-- TEXT PROVIDED --
Nearly two years after blowing Vita owners’ minds, Danganronpa: Trigger Happy Havoc brings some despair to PC gamers on Steam. In the past few years, some big Japanese publishers like Bandai Namco and Square Enix have been putting their games on Steam, but they all pale in comparison to the experience you will get from Danganronpa. This is the third time I played through Trigger Happy Havoc and it reminded me why I enjoy these unique games in the first place.
The Danganronpa games play out like a combination of the Ace Attorney games, Persona games, and Zero Escape games. You basically have school life, character interactions (Danganronpa has some of the best characters ever written), detective work, and puzzle mini-games. The main story took me just over 25 hours to complete and will depend on how fast you can read and how much extra stuff you do while getting through your time in Hope’s Peak Academy. There is no filler content here. The quality never drops and the well written characters and plot twists keep you guessing right until the end.
Makoto Naegi is an average student who has lucked out and finds himself with the prestigious opportunity of joining Hope’s Peak Academy, which is reserved for the best of the best and where every student is an “Ultimate” at something or the other. Leon is the Ultimate Baseball Star, while Asahina is the Ultimate Swimming Pro. There are also a few characters who don’t reveal what they are the Ultimate at. You play as Makoto and try and figure out why you were chosen to be here.
Hope’s Peak isn’t your everyday academy. Early on, you get to know that everyone is trapped within the confines of the Academy and the only way to escape is to kill someone and “graduate”. This is where the real game begins. Monokuma, a remote-controlled bear who is both the best and the worst, will torment the rest of your time at Hope’s Peak through various mind games. After the prologue, the game gets into a regular pattern of spending time with your friends and learning more about them before a murder takes place. The murder is followed by an investigation (this is where the Ace Attorney nod happens) and finally a trial.
Trials in Danganronpa are very different than other games. There are mini-games that involve rhythm sections, shooting “truth bullets” into contradictory statements, and more. This may sound arduous, but everything has been crafted carefully to keep you guessing until the very end where everyone has decided on the guilty party. I love the finale of the trials, where you put together different pieces of the murder in a comic book fashion. These trials end up with someone getting executed and the number of students reduces.

-- STORED DATA --
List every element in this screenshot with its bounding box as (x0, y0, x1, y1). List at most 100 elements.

-- WRITTEN EXERCISE 1 --
From the Danganronpa review, give again the passage starting with "Trials in Danganronpa" and going on through "of students reduces.".
-- WRITTEN EXERCISE 2 --
Translate this sentence from the Danganronpa review into Spanish: "Trials in Danganronpa are very different than other games."

-- EXERCISE SOLUTION 1 --
Trials in Danganronpa are very different than other games. There are mini-games that involve rhythm sections, shooting “truth bullets” into contradictory statements, and more. This may sound arduous, but everything has been crafted carefully to keep you guessing until the very end where everyone has decided on the guilty party. I love the finale of the trials, where you put together different pieces of the murder in a comic book fashion. These trials end up with someone getting executed and the number of students reduces.

-- EXERCISE SOLUTION 2 --
Los juicios en Danganronpa son muy diferentes a los de otros juegos.